[start]
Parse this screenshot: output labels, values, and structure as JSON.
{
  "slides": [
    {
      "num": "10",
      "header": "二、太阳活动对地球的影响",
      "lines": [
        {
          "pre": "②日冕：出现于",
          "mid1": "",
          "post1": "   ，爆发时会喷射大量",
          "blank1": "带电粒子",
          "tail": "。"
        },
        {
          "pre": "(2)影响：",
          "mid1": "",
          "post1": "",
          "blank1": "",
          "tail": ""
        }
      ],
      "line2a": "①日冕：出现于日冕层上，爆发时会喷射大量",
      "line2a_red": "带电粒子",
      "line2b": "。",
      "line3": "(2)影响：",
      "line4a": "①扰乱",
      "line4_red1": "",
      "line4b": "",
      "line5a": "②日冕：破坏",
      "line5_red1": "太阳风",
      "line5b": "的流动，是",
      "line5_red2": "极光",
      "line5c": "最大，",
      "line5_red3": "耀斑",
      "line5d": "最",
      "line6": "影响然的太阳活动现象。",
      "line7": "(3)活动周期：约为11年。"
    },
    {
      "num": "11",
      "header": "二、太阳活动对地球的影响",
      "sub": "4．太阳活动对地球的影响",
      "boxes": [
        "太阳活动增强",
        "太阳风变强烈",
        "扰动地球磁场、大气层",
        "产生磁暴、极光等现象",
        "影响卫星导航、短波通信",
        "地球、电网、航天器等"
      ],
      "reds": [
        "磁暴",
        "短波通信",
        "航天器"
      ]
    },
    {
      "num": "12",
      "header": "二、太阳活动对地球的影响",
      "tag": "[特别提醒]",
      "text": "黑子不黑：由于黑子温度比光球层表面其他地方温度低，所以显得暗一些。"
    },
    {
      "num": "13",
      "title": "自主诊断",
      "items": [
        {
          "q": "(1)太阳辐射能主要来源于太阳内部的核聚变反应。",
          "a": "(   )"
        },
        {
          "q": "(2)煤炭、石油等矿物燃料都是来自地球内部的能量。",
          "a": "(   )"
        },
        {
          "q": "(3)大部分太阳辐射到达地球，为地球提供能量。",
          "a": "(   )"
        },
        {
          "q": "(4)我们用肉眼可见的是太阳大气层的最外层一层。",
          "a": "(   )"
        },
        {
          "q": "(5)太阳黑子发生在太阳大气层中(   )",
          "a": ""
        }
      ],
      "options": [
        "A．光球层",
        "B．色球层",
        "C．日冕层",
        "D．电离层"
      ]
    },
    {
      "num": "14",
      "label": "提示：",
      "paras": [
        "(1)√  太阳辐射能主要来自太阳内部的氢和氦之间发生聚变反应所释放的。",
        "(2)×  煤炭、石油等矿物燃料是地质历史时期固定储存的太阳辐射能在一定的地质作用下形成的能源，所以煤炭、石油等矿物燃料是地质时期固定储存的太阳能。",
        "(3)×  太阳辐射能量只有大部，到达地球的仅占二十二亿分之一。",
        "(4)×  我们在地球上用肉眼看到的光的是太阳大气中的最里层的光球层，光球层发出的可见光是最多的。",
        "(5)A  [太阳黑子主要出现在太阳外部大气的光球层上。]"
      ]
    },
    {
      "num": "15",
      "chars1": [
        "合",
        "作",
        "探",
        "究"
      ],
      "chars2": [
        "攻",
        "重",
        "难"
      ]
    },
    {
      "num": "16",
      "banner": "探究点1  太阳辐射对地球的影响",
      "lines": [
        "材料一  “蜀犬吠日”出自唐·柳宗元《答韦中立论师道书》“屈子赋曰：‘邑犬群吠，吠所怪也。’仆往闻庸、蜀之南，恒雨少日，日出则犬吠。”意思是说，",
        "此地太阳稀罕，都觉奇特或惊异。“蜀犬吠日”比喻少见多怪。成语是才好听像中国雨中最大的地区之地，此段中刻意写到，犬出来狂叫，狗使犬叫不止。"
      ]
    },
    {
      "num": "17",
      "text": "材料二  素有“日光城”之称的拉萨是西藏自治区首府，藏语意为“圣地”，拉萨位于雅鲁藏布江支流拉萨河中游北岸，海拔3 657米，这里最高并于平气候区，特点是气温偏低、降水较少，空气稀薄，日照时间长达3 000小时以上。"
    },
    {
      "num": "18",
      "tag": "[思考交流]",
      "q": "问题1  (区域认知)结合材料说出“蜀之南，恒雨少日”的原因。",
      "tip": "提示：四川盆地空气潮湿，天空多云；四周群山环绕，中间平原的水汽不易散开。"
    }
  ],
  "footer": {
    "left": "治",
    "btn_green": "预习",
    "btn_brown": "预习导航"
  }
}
[end]
◆ Description of the task ◆
Print the listing above in its entirety, with every line exact.

◆ Solution for this task ◆
Parse this screenshot: output labels, values, and structure as JSON.
{
  "slides": [
    {
      "num": "10",
      "header": "二、太阳活动对地球的影响",
      "lines": [
        {
          "pre": "②日冕：出现于",
          "mid1": "",
          "post1": "   ，爆发时会喷射大量",
          "blank1": "带电粒子",
          "tail": "。"
        },
        {
          "pre": "(2)影响：",
          "mid1": "",
          "post1": "",
          "blank1": "",
          "tail": ""
        }
      ],
      "line2a": "①日冕：出现于日冕层上，爆发时会喷射大量",
      "line2a_red": "带电粒子",
      "line2b": "。",
      "line3": "(2)影响：",
      "line4a": "①扰乱",
      "line4_red1": "",
      "line4b": "",
      "line5a": "②日冕：破坏",
      "line5_red1": "太阳风",
      "line5b": "的流动，是",
      "line5_red2": "极光",
      "line5c": "最大，",
      "line5_red3": "耀斑",
      "line5d": "最",
      "line6": "影响然的太阳活动现象。",
      "line7": "(3)活动周期：约为11年。"
    },
    {
      "num": "11",
      "header": "二、太阳活动对地球的影响",
      "sub": "4．太阳活动对地球的影响",
      "boxes": [
        "太阳活动增强",
        "太阳风变强烈",
        "扰动地球磁场、大气层",
        "产生磁暴、极光等现象",
        "影响卫星导航、短波通信",
        "地球、电网、航天器等"
      ],
      "reds": [
        "磁暴",
        "短波通信",
        "航天器"
      ]
    },
    {
      "num": "12",
      "header": "二、太阳活动对地球的影响",
      "tag": "[特别提醒]",
      "text": "黑子不黑：由于黑子温度比光球层表面其他地方温度低，所以显得暗一些。"
    },
    {
      "num": "13",
      "title": "自主诊断",
      "items": [
        {
          "q": "(1)太阳辐射能主要来源于太阳内部的核聚变反应。",
          "a": "(   )"
        },
        {
          "q": "(2)煤炭、石油等矿物燃料都是来自地球内部的能量。",
          "a": "(   )"
        },
        {
          "q": "(3)大部分太阳辐射到达地球，为地球提供能量。",
          "a": "(   )"
        },
        {
          "q": "(4)我们用肉眼可见的是太阳大气层的最外层一层。",
          "a": "(   )"
        },
        {
          "q": "(5)太阳黑子发生在太阳大气层中(   )",
          "a": ""
        }
      ],
      "options": [
        "A．光球层",
        "B．色球层",
        "C．日冕层",
        "D．电离层"
      ]
    },
    {
      "num": "14",
      "label": "提示：",
      "paras": [
        "(1)√  太阳辐射能主要来自太阳内部的氢和氦之间发生聚变反应所释放的。",
        "(2)×  煤炭、石油等矿物燃料是地质历史时期固定储存的太阳辐射能在一定的地质作用下形成的能源，所以煤炭、石油等矿物燃料是地质时期固定储存的太阳能。",
        "(3)×  太阳辐射能量只有大部，到达地球的仅占二十二亿分之一。",
        "(4)×  我们在地球上用肉眼看到的光的是太阳大气中的最里层的光球层，光球层发出的可见光是最多的。",
        "(5)A  [太阳黑子主要出现在太阳外部大气的光球层上。]"
      ]
    },
    {
      "num": "15",
      "chars1": [
        "合",
        "作",
        "探",
        "究"
      ],
      "chars2": [
        "攻",
        "重",
        "难"
      ]
    },
    {
      "num": "16",
      "banner": "探究点1  太阳辐射对地球的影响",
      "lines": [
        "材料一  “蜀犬吠日”出自唐·柳宗元《答韦中立论师道书》“屈子赋曰：‘邑犬群吠，吠所怪也。’仆往闻庸、蜀之南，恒雨少日，日出则犬吠。”意思是说，",
        "此地太阳稀罕，都觉奇特或惊异。“蜀犬吠日”比喻少见多怪。成语是才好听像中国雨中最大的地区之地，此段中刻意写到，犬出来狂叫，狗使犬叫不止。"
      ]
    },
    {
      "num": "17",
      "text": "材料二  素有“日光城”之称的拉萨是西藏自治区首府，藏语意为“圣地”，拉萨位于雅鲁藏布江支流拉萨河中游北岸，海拔3 657米，这里最高并于平气候区，特点是气温偏低、降水较少，空气稀薄，日照时间长达3 000小时以上。"
    },
    {
      "num": "18",
      "tag": "[思考交流]",
      "q": "问题1  (区域认知)结合材料说出“蜀之南，恒雨少日”的原因。",
      "tip": "提示：四川盆地空气潮湿，天空多云；四周群山环绕，中间平原的水汽不易散开。"
    }
  ],
  "footer": {
    "left": "治",
    "btn_green": "预习",
    "btn_brown": "预习导航"
  }
}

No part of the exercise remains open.